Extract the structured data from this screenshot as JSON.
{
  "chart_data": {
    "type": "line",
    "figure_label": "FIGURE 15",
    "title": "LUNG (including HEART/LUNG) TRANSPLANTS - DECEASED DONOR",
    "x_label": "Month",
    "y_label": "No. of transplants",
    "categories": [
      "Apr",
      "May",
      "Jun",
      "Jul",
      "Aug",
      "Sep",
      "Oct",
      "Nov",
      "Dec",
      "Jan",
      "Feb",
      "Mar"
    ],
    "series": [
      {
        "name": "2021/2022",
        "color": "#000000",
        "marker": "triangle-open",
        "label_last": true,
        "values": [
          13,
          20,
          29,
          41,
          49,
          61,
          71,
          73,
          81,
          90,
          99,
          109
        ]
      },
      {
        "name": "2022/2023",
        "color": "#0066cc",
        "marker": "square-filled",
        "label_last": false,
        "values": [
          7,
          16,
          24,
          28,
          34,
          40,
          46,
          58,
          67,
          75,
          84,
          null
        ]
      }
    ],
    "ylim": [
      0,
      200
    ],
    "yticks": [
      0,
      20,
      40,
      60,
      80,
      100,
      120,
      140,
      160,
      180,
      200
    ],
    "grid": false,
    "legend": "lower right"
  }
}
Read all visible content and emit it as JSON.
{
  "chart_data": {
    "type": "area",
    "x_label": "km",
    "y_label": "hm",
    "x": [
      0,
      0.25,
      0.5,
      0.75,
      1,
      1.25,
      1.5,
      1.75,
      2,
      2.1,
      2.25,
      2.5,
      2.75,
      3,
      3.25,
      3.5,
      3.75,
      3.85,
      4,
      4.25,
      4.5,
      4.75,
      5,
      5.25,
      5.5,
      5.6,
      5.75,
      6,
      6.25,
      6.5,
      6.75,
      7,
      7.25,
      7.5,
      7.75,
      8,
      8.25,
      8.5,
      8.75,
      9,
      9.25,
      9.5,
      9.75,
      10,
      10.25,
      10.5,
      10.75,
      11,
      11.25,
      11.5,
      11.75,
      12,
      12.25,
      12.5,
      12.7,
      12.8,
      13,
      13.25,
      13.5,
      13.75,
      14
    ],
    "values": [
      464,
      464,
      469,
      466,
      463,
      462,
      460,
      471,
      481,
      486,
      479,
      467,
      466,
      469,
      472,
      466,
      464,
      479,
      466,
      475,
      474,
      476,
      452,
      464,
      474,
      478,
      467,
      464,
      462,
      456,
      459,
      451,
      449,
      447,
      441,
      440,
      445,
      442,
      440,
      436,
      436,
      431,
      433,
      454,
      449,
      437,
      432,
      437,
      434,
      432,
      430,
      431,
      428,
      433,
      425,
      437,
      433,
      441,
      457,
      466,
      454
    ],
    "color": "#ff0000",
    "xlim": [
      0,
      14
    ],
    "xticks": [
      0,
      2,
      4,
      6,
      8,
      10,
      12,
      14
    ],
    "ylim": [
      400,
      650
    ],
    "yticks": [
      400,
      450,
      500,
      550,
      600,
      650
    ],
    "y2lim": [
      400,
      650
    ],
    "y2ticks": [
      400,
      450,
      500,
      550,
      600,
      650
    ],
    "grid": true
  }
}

________________________________________

**The exercise**: Gather all lines from the records above in which "JSON" appears.

**Worked answer**:
Extract the structured data from this screenshot as JSON.
Read all visible content and emit it as JSON.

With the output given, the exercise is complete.